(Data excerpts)
========================================================================

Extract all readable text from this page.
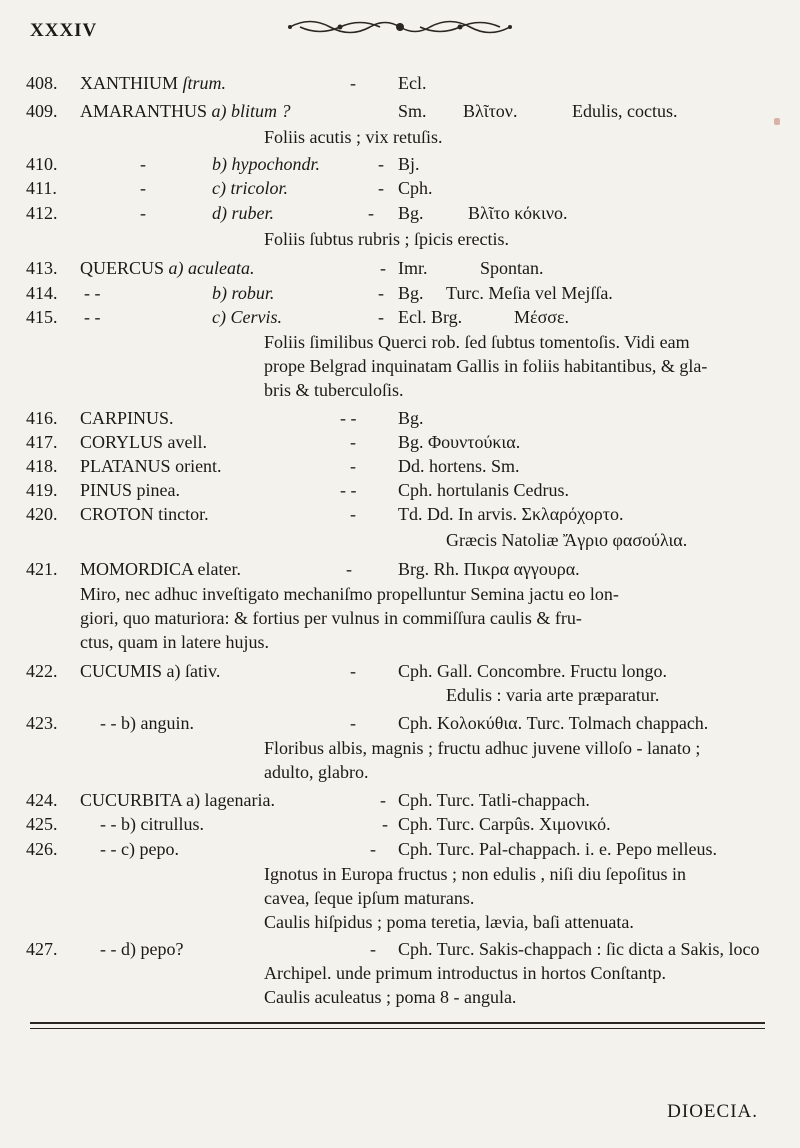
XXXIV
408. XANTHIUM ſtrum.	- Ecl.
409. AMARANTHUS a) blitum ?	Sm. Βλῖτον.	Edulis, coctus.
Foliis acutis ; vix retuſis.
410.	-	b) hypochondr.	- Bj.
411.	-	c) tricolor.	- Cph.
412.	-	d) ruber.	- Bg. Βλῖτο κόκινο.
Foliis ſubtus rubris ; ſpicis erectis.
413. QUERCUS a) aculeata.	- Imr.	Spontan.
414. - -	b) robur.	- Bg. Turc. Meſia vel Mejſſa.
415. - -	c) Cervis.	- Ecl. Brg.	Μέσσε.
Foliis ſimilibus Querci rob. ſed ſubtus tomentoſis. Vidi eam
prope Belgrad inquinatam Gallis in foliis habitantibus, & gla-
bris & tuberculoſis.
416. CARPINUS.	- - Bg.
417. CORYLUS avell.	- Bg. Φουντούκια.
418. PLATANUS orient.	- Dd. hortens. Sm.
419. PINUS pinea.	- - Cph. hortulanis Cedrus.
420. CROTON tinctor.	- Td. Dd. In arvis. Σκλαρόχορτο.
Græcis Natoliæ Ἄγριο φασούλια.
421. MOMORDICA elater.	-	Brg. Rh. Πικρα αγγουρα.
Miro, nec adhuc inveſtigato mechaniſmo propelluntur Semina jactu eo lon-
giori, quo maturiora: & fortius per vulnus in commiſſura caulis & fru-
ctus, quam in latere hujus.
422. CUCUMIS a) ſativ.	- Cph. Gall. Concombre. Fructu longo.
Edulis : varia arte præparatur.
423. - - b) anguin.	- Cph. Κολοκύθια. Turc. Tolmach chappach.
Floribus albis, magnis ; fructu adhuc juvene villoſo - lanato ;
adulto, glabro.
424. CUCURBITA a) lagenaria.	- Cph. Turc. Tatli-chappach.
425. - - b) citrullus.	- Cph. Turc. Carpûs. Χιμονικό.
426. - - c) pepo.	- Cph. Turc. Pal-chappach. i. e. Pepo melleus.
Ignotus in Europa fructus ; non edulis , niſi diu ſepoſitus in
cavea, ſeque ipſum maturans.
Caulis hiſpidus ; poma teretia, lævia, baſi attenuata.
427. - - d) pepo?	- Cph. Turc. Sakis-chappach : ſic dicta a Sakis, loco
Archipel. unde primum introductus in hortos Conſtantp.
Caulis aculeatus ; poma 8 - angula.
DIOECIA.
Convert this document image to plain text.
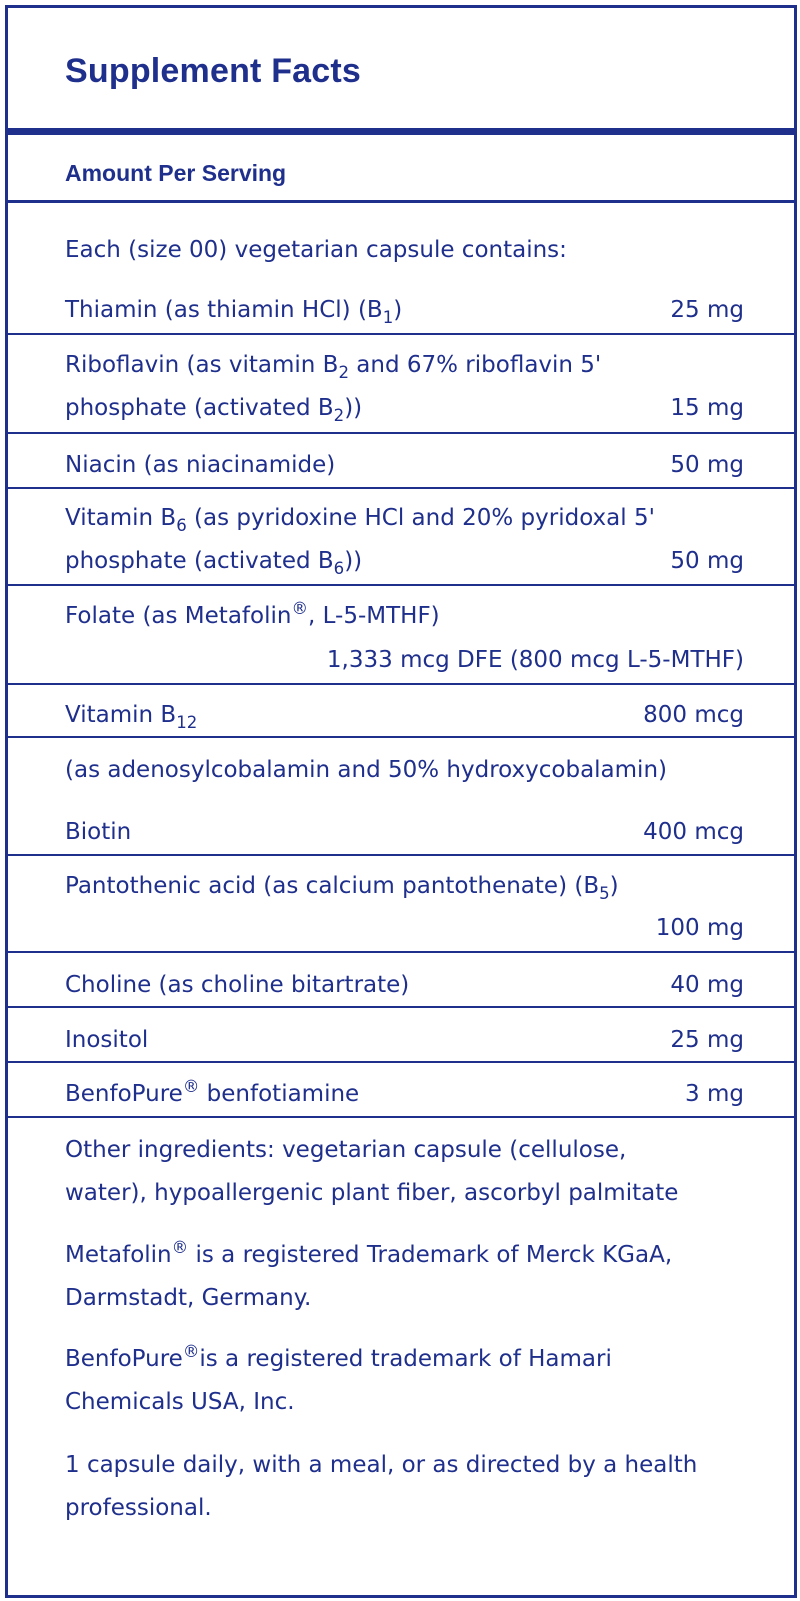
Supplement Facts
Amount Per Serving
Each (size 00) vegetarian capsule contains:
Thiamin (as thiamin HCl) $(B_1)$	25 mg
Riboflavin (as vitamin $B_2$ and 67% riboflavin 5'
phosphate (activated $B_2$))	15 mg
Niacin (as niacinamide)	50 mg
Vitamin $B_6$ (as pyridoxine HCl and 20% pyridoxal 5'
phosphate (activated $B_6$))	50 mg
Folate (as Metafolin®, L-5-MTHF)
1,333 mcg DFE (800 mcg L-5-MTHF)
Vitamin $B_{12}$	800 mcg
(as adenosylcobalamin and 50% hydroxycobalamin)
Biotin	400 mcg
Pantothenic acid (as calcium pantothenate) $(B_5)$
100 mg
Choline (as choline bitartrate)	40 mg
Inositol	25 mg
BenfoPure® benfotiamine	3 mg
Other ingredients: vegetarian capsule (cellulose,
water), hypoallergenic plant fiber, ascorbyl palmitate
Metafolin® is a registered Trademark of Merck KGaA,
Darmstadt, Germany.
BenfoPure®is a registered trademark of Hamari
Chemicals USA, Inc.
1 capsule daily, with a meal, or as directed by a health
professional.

========================================================================

Output all of the records exactly as they appear above, but not the pictures.

Extract all readable text from this page.
XXXIV
408. XANTHIUM ſtrum.	- Ecl.
409. AMARANTHUS a) blitum ?	Sm. Βλῖτον.	Edulis, coctus.
Foliis acutis ; vix retuſis.
410.	-	b) hypochondr.	- Bj.
411.	-	c) tricolor.	- Cph.
412.	-	d) ruber.	- Bg. Βλῖτο κόκινο.
Foliis ſubtus rubris ; ſpicis erectis.
413. QUERCUS a) aculeata.	- Imr.	Spontan.
414. - -	b) robur.	- Bg. Turc. Meſia vel Mejſſa.
415. - -	c) Cervis.	- Ecl. Brg.	Μέσσε.
Foliis ſimilibus Querci rob. ſed ſubtus tomentoſis. Vidi eam
prope Belgrad inquinatam Gallis in foliis habitantibus, & gla-
bris & tuberculoſis.
416. CARPINUS.	- - Bg.
417. CORYLUS avell.	- Bg. Φουντούκια.
418. PLATANUS orient.	- Dd. hortens. Sm.
419. PINUS pinea.	- - Cph. hortulanis Cedrus.
420. CROTON tinctor.	- Td. Dd. In arvis. Σκλαρόχορτο.
Græcis Natoliæ Ἄγριο φασούλια.
421. MOMORDICA elater.	-	Brg. Rh. Πικρα αγγουρα.
Miro, nec adhuc inveſtigato mechaniſmo propelluntur Semina jactu eo lon-
giori, quo maturiora: & fortius per vulnus in commiſſura caulis & fru-
ctus, quam in latere hujus.
422. CUCUMIS a) ſativ.	- Cph. Gall. Concombre. Fructu longo.
Edulis : varia arte præparatur.
423. - - b) anguin.	- Cph. Κολοκύθια. Turc. Tolmach chappach.
Floribus albis, magnis ; fructu adhuc juvene villoſo - lanato ;
adulto, glabro.
424. CUCURBITA a) lagenaria.	- Cph. Turc. Tatli-chappach.
425. - - b) citrullus.	- Cph. Turc. Carpûs. Χιμονικό.
426. - - c) pepo.	- Cph. Turc. Pal-chappach. i. e. Pepo melleus.
Ignotus in Europa fructus ; non edulis , niſi diu ſepoſitus in
cavea, ſeque ipſum maturans.
Caulis hiſpidus ; poma teretia, lævia, baſi attenuata.
427. - - d) pepo?	- Cph. Turc. Sakis-chappach : ſic dicta a Sakis, loco
Archipel. unde primum introductus in hortos Conſtantp.
Caulis aculeatus ; poma 8 - angula.
DIOECIA.
Convert this document image to plain text.
Supplement Facts
Amount Per Serving
Each (size 00) vegetarian capsule contains:
Thiamin (as thiamin HCl) $(B_1)$	25 mg
Riboflavin (as vitamin $B_2$ and 67% riboflavin 5'
phosphate (activated $B_2$))	15 mg
Niacin (as niacinamide)	50 mg
Vitamin $B_6$ (as pyridoxine HCl and 20% pyridoxal 5'
phosphate (activated $B_6$))	50 mg
Folate (as Metafolin®, L-5-MTHF)
1,333 mcg DFE (800 mcg L-5-MTHF)
Vitamin $B_{12}$	800 mcg
(as adenosylcobalamin and 50% hydroxycobalamin)
Biotin	400 mcg
Pantothenic acid (as calcium pantothenate) $(B_5)$
100 mg
Choline (as choline bitartrate)	40 mg
Inositol	25 mg
BenfoPure® benfotiamine	3 mg
Other ingredients: vegetarian capsule (cellulose,
water), hypoallergenic plant fiber, ascorbyl palmitate
Metafolin® is a registered Trademark of Merck KGaA,
Darmstadt, Germany.
BenfoPure®is a registered trademark of Hamari
Chemicals USA, Inc.
1 capsule daily, with a meal, or as directed by a health
professional.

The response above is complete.